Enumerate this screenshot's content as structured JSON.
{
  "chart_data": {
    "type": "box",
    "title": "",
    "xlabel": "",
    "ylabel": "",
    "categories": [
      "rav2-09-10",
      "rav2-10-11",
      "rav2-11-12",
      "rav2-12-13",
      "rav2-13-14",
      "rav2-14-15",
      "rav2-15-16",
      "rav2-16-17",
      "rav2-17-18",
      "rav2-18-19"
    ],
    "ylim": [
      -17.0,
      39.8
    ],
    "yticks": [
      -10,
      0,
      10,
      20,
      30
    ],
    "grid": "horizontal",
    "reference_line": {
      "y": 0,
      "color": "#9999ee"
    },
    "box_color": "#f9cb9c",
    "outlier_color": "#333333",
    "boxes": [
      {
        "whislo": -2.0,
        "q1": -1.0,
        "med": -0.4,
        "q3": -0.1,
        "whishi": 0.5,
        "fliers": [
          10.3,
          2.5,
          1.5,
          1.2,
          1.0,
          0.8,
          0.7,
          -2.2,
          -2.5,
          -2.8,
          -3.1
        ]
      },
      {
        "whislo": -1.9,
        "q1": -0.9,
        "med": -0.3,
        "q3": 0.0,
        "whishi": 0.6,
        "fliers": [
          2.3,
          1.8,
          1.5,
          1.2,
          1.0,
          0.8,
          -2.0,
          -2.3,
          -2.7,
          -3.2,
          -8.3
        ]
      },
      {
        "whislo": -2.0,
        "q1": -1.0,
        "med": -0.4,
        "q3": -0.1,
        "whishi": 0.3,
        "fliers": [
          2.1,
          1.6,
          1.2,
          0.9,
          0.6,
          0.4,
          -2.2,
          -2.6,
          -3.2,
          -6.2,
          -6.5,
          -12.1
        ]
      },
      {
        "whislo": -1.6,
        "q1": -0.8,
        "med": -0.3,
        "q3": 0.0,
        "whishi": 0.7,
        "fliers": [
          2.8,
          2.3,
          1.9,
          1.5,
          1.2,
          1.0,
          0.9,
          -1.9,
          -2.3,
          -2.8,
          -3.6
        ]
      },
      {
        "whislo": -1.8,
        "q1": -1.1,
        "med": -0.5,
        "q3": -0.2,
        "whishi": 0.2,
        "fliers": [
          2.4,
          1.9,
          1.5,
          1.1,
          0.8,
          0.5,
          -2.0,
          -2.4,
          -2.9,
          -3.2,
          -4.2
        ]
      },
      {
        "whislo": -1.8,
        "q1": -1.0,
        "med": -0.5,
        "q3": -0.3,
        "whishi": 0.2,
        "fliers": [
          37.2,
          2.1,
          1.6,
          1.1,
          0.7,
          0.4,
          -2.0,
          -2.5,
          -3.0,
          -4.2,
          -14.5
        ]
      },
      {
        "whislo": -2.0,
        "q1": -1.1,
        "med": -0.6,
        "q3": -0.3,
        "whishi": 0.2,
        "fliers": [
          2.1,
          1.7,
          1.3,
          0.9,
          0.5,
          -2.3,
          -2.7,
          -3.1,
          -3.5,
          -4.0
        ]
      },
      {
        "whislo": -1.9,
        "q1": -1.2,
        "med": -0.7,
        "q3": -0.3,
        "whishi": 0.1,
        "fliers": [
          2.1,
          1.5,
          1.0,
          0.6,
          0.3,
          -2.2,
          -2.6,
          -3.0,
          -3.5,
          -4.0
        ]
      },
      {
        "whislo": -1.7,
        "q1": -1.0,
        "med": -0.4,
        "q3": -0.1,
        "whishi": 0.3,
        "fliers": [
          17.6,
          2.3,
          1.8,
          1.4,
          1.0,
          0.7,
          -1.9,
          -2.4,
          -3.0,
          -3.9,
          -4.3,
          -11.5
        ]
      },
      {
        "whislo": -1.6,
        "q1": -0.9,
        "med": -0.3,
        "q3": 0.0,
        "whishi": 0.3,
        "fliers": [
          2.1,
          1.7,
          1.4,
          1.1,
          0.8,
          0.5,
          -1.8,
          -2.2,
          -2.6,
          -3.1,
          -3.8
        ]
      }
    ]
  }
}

Exercise task: Return all the data exactly as given.

Written response:
Enumerate this screenshot's content as structured JSON.
{
  "chart_data": {
    "type": "box",
    "title": "",
    "xlabel": "",
    "ylabel": "",
    "categories": [
      "rav2-09-10",
      "rav2-10-11",
      "rav2-11-12",
      "rav2-12-13",
      "rav2-13-14",
      "rav2-14-15",
      "rav2-15-16",
      "rav2-16-17",
      "rav2-17-18",
      "rav2-18-19"
    ],
    "ylim": [
      -17.0,
      39.8
    ],
    "yticks": [
      -10,
      0,
      10,
      20,
      30
    ],
    "grid": "horizontal",
    "reference_line": {
      "y": 0,
      "color": "#9999ee"
    },
    "box_color": "#f9cb9c",
    "outlier_color": "#333333",
    "boxes": [
      {
        "whislo": -2.0,
        "q1": -1.0,
        "med": -0.4,
        "q3": -0.1,
        "whishi": 0.5,
        "fliers": [
          10.3,
          2.5,
          1.5,
          1.2,
          1.0,
          0.8,
          0.7,
          -2.2,
          -2.5,
          -2.8,
          -3.1
        ]
      },
      {
        "whislo": -1.9,
        "q1": -0.9,
        "med": -0.3,
        "q3": 0.0,
        "whishi": 0.6,
        "fliers": [
          2.3,
          1.8,
          1.5,
          1.2,
          1.0,
          0.8,
          -2.0,
          -2.3,
          -2.7,
          -3.2,
          -8.3
        ]
      },
      {
        "whislo": -2.0,
        "q1": -1.0,
        "med": -0.4,
        "q3": -0.1,
        "whishi": 0.3,
        "fliers": [
          2.1,
          1.6,
          1.2,
          0.9,
          0.6,
          0.4,
          -2.2,
          -2.6,
          -3.2,
          -6.2,
          -6.5,
          -12.1
        ]
      },
      {
        "whislo": -1.6,
        "q1": -0.8,
        "med": -0.3,
        "q3": 0.0,
        "whishi": 0.7,
        "fliers": [
          2.8,
          2.3,
          1.9,
          1.5,
          1.2,
          1.0,
          0.9,
          -1.9,
          -2.3,
          -2.8,
          -3.6
        ]
      },
      {
        "whislo": -1.8,
        "q1": -1.1,
        "med": -0.5,
        "q3": -0.2,
        "whishi": 0.2,
        "fliers": [
          2.4,
          1.9,
          1.5,
          1.1,
          0.8,
          0.5,
          -2.0,
          -2.4,
          -2.9,
          -3.2,
          -4.2
        ]
      },
      {
        "whislo": -1.8,
        "q1": -1.0,
        "med": -0.5,
        "q3": -0.3,
        "whishi": 0.2,
        "fliers": [
          37.2,
          2.1,
          1.6,
          1.1,
          0.7,
          0.4,
          -2.0,
          -2.5,
          -3.0,
          -4.2,
          -14.5
        ]
      },
      {
        "whislo": -2.0,
        "q1": -1.1,
        "med": -0.6,
        "q3": -0.3,
        "whishi": 0.2,
        "fliers": [
          2.1,
          1.7,
          1.3,
          0.9,
          0.5,
          -2.3,
          -2.7,
          -3.1,
          -3.5,
          -4.0
        ]
      },
      {
        "whislo": -1.9,
        "q1": -1.2,
        "med": -0.7,
        "q3": -0.3,
        "whishi": 0.1,
        "fliers": [
          2.1,
          1.5,
          1.0,
          0.6,
          0.3,
          -2.2,
          -2.6,
          -3.0,
          -3.5,
          -4.0
        ]
      },
      {
        "whislo": -1.7,
        "q1": -1.0,
        "med": -0.4,
        "q3": -0.1,
        "whishi": 0.3,
        "fliers": [
          17.6,
          2.3,
          1.8,
          1.4,
          1.0,
          0.7,
          -1.9,
          -2.4,
          -3.0,
          -3.9,
          -4.3,
          -11.5
        ]
      },
      {
        "whislo": -1.6,
        "q1": -0.9,
        "med": -0.3,
        "q3": 0.0,
        "whishi": 0.3,
        "fliers": [
          2.1,
          1.7,
          1.4,
          1.1,
          0.8,
          0.5,
          -1.8,
          -2.2,
          -2.6,
          -3.1,
          -3.8
        ]
      }
    ]
  }
}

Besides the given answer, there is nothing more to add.